§ Page text
What would be the end of all these shit?? How long more?? Why am I even being so stressed out?? Those who are exposed directly to this should be more stressed out?? Why am I being such a pussy?? Why am I being such a negative, intolerable, unable to endure these pressures?? Why does it got to fall on me?? Why am I being too selfish?? Why am I only focused on my own comfort zone?? Why can't I do something about this??

Why am I feeling so disappointed? I feel like a disappointment throughout the whole practice session... I need to shake it off and focus and work on the positive side to move on. But in the end, after the practice session, all I'm exposed again are the same old fucking problem!!

Why do I even have the urges to satisfy my lust? Am I being like those addicts? Why am I unable to find a solution or some sort of alternative to fix myself?? Why aren't I surrendering myself to the Divine Power?? Why have I lost my devotion to THEM? Is it because I'm expecting for a result in a split second? Am I being unreasonable? Am I complaining my life's condition by not striving hard to overcome the troubles?

Its a fucking hard mess I'm living right now!!!

Feeling fucked up!!

Wednesday, July 10, 2013

The big 21st

Hmmm...looks like after so many weeks and months saying Im still 20 and ain't reached the big number yet...
well, guess its finally here! Im 21 officially!!!
Thanks to my beloved parents; dad and mom for bringing such a "brat" like me into this world and keep torturing you guys by asking and thinking plus viewing things in a very very different perspective almost all the time compared to you all.

§ Annotated element entries

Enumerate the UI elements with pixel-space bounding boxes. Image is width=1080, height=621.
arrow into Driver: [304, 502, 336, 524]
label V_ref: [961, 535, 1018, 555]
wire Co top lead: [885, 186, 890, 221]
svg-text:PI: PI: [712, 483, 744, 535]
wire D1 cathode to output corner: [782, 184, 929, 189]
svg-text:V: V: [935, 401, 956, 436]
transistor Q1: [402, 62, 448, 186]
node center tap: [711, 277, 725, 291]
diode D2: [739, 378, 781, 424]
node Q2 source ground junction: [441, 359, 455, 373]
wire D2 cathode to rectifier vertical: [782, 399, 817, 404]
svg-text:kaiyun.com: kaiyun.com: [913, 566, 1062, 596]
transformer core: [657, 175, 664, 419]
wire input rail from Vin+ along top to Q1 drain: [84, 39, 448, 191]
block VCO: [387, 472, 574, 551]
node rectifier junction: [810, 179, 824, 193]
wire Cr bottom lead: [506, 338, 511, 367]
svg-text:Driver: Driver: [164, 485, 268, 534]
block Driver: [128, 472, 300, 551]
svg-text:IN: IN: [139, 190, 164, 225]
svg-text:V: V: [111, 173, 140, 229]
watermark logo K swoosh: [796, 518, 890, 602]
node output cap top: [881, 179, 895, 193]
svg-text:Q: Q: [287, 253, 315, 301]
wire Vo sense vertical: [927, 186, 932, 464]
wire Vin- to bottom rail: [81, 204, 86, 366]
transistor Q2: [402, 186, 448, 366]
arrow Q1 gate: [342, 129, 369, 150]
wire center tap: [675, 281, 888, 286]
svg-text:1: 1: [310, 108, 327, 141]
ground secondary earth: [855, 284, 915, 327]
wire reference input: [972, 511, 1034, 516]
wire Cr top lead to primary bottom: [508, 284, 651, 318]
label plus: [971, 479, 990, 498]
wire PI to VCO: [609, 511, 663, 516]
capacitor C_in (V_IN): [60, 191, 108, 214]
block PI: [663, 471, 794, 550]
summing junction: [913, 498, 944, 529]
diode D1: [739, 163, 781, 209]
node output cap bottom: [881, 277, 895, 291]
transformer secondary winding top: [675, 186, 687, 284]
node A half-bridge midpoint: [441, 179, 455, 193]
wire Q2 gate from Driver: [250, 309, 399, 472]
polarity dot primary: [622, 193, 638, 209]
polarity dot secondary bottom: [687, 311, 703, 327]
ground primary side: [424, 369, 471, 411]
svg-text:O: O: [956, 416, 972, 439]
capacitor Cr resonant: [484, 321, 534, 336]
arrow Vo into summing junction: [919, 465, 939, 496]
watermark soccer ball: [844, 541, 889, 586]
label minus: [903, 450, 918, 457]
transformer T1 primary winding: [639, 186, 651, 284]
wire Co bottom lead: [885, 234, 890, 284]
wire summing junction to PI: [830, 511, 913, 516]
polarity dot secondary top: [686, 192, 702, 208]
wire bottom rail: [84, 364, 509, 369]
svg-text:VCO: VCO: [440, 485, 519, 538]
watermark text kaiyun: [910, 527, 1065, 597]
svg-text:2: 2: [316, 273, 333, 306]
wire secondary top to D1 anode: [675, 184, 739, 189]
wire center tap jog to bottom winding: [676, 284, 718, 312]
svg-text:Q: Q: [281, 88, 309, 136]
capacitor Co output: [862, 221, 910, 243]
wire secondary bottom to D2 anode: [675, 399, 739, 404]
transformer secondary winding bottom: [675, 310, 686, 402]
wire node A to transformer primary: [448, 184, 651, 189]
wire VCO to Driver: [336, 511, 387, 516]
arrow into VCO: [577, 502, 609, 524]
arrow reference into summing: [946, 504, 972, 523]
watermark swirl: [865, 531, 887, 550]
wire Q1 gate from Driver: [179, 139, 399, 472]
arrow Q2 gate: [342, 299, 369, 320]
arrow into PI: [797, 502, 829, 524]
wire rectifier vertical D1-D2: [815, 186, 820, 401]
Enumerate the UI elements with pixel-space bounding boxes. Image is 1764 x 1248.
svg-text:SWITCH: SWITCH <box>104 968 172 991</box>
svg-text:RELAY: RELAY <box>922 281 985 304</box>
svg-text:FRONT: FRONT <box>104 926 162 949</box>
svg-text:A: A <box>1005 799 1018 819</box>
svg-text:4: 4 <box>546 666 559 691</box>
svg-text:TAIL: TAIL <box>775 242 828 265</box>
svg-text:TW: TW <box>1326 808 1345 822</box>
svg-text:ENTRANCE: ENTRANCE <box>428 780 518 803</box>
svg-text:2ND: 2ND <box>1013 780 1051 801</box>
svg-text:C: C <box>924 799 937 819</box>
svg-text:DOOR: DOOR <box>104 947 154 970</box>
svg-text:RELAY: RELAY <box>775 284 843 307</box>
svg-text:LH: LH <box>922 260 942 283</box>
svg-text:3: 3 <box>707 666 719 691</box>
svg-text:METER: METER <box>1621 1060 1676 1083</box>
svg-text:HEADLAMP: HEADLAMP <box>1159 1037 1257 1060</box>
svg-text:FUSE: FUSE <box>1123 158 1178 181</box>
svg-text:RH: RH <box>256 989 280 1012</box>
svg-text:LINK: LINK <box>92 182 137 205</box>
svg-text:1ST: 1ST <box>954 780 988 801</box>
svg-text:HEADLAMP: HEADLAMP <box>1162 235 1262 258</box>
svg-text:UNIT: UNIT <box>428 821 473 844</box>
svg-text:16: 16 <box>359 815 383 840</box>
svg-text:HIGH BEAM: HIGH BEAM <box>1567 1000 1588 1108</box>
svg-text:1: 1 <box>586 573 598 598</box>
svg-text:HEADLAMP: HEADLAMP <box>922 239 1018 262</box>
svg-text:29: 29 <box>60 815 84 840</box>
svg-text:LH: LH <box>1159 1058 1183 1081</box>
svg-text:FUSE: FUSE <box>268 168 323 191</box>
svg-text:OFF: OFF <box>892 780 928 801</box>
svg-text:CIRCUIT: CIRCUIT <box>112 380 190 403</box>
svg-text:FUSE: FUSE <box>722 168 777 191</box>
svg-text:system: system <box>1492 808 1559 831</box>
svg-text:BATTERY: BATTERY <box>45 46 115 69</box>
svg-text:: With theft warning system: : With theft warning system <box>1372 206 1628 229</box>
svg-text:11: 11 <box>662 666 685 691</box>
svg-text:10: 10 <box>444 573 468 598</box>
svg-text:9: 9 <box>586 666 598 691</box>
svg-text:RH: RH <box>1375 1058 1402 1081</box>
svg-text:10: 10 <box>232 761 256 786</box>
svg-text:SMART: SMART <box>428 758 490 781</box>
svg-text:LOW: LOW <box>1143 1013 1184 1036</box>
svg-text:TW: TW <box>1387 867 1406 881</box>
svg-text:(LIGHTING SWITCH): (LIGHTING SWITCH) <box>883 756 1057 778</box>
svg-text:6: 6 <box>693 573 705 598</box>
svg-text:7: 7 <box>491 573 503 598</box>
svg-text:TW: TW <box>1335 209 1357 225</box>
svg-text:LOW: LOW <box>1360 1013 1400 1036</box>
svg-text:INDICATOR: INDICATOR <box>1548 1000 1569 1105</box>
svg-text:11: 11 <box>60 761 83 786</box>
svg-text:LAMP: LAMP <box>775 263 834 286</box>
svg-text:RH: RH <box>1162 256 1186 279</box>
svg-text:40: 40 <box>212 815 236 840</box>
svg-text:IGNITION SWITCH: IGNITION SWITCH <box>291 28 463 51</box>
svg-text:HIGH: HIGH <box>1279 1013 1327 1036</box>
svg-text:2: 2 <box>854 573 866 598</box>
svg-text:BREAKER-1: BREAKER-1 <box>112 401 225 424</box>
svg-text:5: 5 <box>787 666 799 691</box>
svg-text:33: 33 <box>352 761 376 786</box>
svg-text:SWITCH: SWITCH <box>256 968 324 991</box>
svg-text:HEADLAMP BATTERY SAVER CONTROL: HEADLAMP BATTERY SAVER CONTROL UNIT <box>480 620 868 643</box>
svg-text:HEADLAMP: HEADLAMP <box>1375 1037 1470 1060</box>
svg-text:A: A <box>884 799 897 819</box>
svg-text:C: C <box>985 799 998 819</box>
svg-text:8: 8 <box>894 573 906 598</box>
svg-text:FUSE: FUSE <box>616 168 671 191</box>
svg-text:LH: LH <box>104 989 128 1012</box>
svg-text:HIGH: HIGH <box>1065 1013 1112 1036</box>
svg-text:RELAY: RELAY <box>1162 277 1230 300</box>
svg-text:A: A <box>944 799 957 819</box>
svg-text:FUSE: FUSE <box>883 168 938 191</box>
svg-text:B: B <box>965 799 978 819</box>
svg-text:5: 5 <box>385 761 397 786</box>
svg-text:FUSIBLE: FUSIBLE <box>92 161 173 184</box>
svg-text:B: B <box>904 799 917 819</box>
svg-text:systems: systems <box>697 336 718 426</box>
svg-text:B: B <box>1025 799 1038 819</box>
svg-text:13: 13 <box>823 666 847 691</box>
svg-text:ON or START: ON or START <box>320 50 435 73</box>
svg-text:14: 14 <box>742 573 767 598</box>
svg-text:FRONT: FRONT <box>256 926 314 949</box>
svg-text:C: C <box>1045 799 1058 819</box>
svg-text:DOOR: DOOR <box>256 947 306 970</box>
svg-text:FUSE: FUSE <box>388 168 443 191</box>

§ What is asked
A. In the blog text, what age does the writer say they have officially reached in the post titled "The big 21st"?
B. Write what comes next in the blog text, picking up right after its final sentence.

§ Answers to the problems
A. 21

B.
Wait!! What is this?? A condemning article??? Hahahahahahaha...I openly told my mom and my sisters today that I dont have the soul nor any excitement to celebrate or to be very happy on this day. Of course I would always wanna have a peaceful, usual kinda day to go on...with less stress, no unnecessary conflicts and avoid getting stuck in the road traffic...surprises??? Yes!! Something I would always wish to happen...but hey, as I said...its just another day...
For those who are happy for me and showering me with such sweet wishes and blessings, thank you so much and really appreciating it. In particular, those who called right on time to wish me...hahahahaha...XD
Appreciate it guys^^

Sunday, July 7, 2013

2343 hours

A birthday celebration dinner out at a Chinese restaurant at SS3, thought it would be mellow and usual makan (eat) and with some topics to talk; turns out to be an emotional advising and confronting one's own mistakes he has done in the past. Fuhhh...emotional giler!!

During a tensed situation, we all would always hope for a solution or someone to intervene in between to get us out from there...but based on my experiences, I completely feel its unnecessary. Why would I need someone else when I can solve something and face it on my own? Isn't that how I was "custom-ed" for all these years???

Whats gone is always gone tho...Once you have missed all the moments you could had when we were kids has already gone forever. Maybe its not your own entire mistake. You have been busy earning and saving for our future and to ensure there's food to eat. But...a mistake is still a mistake in my eyes. That doesn't require any certification nor qualification to grant you the permission to commit a mistake.

I was filled with so many thoughts and comments during and after we all left the restaurant...but now...haiz...
I just feel like forgetting everything because what I know is that, today's topic was entirely meant for someone else, not to me. As a parent, you may have certain expectations but never to think you know us deeply enough to understand what we're thinking. Im not sure about my sisters...but certainly not me!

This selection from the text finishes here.